▶ **Your instructions**:
Copy each line of the data below exactly, leaving out pictures.
── Records shown ──
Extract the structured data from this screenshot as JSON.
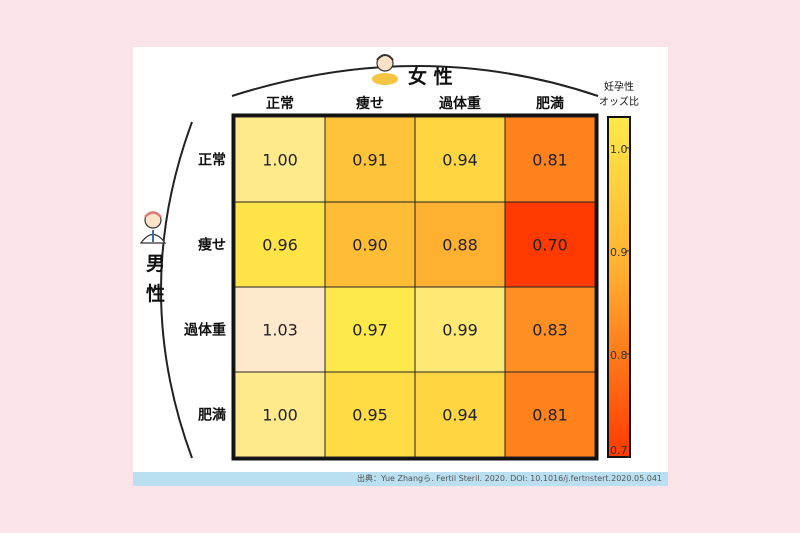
{
  "chart_data": {
    "type": "heatmap",
    "column_group_label": "女 性",
    "row_group_label_1": "男",
    "row_group_label_2": "性",
    "colorbar_title_1": "妊孕性",
    "colorbar_title_2": "オッズ比",
    "columns": [
      "正常",
      "痩せ",
      "過体重",
      "肥満"
    ],
    "rows": [
      "正常",
      "痩せ",
      "過体重",
      "肥満"
    ],
    "values": [
      [
        1.0,
        0.91,
        0.94,
        0.81
      ],
      [
        0.96,
        0.9,
        0.88,
        0.7
      ],
      [
        1.03,
        0.97,
        0.99,
        0.83
      ],
      [
        1.0,
        0.95,
        0.94,
        0.81
      ]
    ],
    "labels": [
      [
        "1.00",
        "0.91",
        "0.94",
        "0.81"
      ],
      [
        "0.96",
        "0.90",
        "0.88",
        "0.70"
      ],
      [
        "1.03",
        "0.97",
        "0.99",
        "0.83"
      ],
      [
        "1.00",
        "0.95",
        "0.94",
        "0.81"
      ]
    ],
    "colorbar_ticks": [
      "1.0",
      "0.9",
      "0.8",
      "0.7"
    ],
    "colorbar_range": [
      0.7,
      1.03
    ],
    "colors": {
      "low": "#ff3a00",
      "mid": "#ffb030",
      "high": "#ffe94a",
      "top": "#fde8cc"
    }
  },
  "source": "出典：Yue Zhangら. Fertil Steril. 2020. DOI: 10.1016/j.fertnstert.2020.05.041"
}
───
▶ **Solution**:
Extract the structured data from this screenshot as JSON.
{
  "chart_data": {
    "type": "heatmap",
    "column_group_label": "女 性",
    "row_group_label_1": "男",
    "row_group_label_2": "性",
    "colorbar_title_1": "妊孕性",
    "colorbar_title_2": "オッズ比",
    "columns": [
      "正常",
      "痩せ",
      "過体重",
      "肥満"
    ],
    "rows": [
      "正常",
      "痩せ",
      "過体重",
      "肥満"
    ],
    "values": [
      [
        1.0,
        0.91,
        0.94,
        0.81
      ],
      [
        0.96,
        0.9,
        0.88,
        0.7
      ],
      [
        1.03,
        0.97,
        0.99,
        0.83
      ],
      [
        1.0,
        0.95,
        0.94,
        0.81
      ]
    ],
    "labels": [
      [
        "1.00",
        "0.91",
        "0.94",
        "0.81"
      ],
      [
        "0.96",
        "0.90",
        "0.88",
        "0.70"
      ],
      [
        "1.03",
        "0.97",
        "0.99",
        "0.83"
      ],
      [
        "1.00",
        "0.95",
        "0.94",
        "0.81"
      ]
    ],
    "colorbar_ticks": [
      "1.0",
      "0.9",
      "0.8",
      "0.7"
    ],
    "colorbar_range": [
      0.7,
      1.03
    ],
    "colors": {
      "low": "#ff3a00",
      "mid": "#ffb030",
      "high": "#ffe94a",
      "top": "#fde8cc"
    }
  },
  "source": "出典：Yue Zhangら. Fertil Steril. 2020. DOI: 10.1016/j.fertnstert.2020.05.041"
}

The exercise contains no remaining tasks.